### What is asked
Repeat the entries that follow verbatim, without any of their pictures.

[Collected data entries]
☆ ☆ ☆ ☆ ☆

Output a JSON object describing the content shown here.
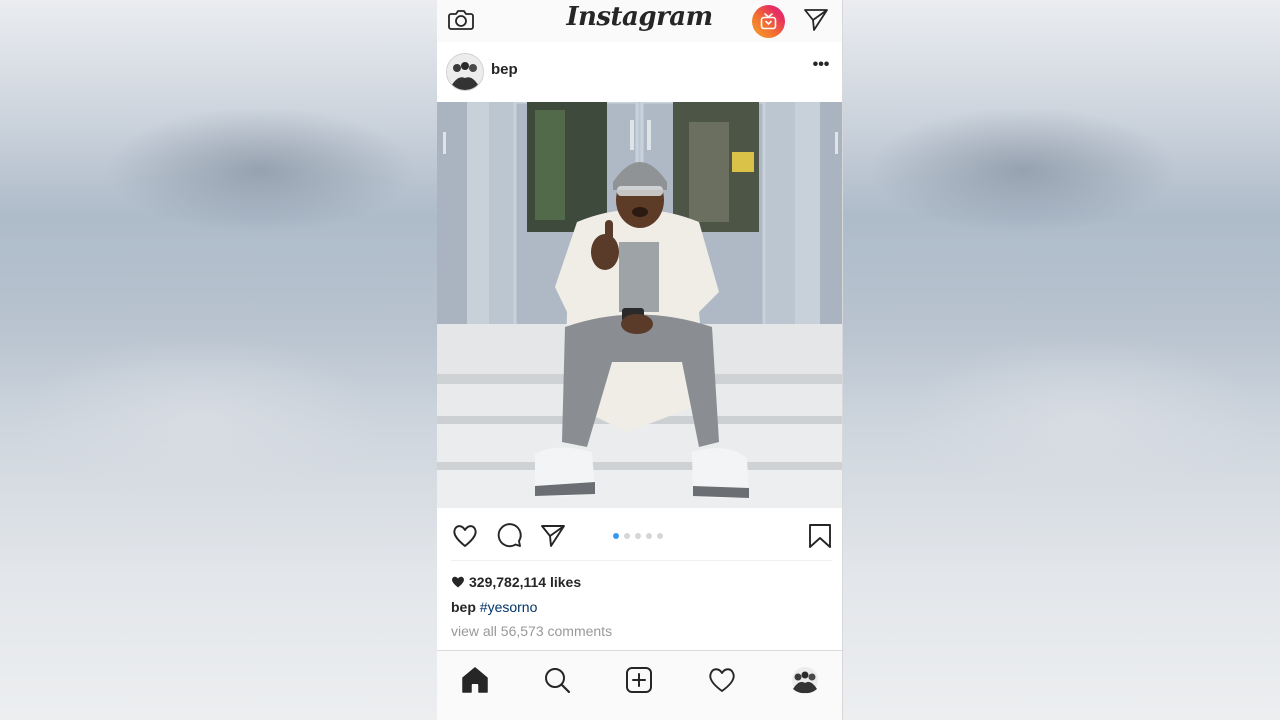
{
  "app": {
    "name": "Instagram",
    "accent_color": "#3897f0",
    "hashtag_color": "#003569"
  },
  "topbar": {
    "logo_text": "Instagram",
    "left_icon": "camera-icon",
    "right_icons": [
      "igtv-icon",
      "direct-message-icon"
    ]
  },
  "post": {
    "username": "bep",
    "more_label": "•••",
    "image": "photo-man-sitting-on-steps",
    "carousel": {
      "count": 5,
      "active": 0
    },
    "likes_count": "329,782,114",
    "likes_suffix": " likes",
    "caption_user": "bep",
    "caption_hashtag": "#yesorno",
    "comments_link": "view all 56,573 comments"
  },
  "actions": {
    "icons": [
      "like-icon",
      "comment-icon",
      "share-icon",
      "save-icon"
    ]
  },
  "bottom_nav": {
    "items": [
      "home-icon",
      "search-icon",
      "new-post-icon",
      "activity-icon",
      "profile-avatar"
    ],
    "active": "home-icon"
  }
}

☆ ☆ ☆ ☆ ☆

### Task solution
Output a JSON object describing the content shown here.
{
  "app": {
    "name": "Instagram",
    "accent_color": "#3897f0",
    "hashtag_color": "#003569"
  },
  "topbar": {
    "logo_text": "Instagram",
    "left_icon": "camera-icon",
    "right_icons": [
      "igtv-icon",
      "direct-message-icon"
    ]
  },
  "post": {
    "username": "bep",
    "more_label": "•••",
    "image": "photo-man-sitting-on-steps",
    "carousel": {
      "count": 5,
      "active": 0
    },
    "likes_count": "329,782,114",
    "likes_suffix": " likes",
    "caption_user": "bep",
    "caption_hashtag": "#yesorno",
    "comments_link": "view all 56,573 comments"
  },
  "actions": {
    "icons": [
      "like-icon",
      "comment-icon",
      "share-icon",
      "save-icon"
    ]
  },
  "bottom_nav": {
    "items": [
      "home-icon",
      "search-icon",
      "new-post-icon",
      "activity-icon",
      "profile-avatar"
    ],
    "active": "home-icon"
  }
}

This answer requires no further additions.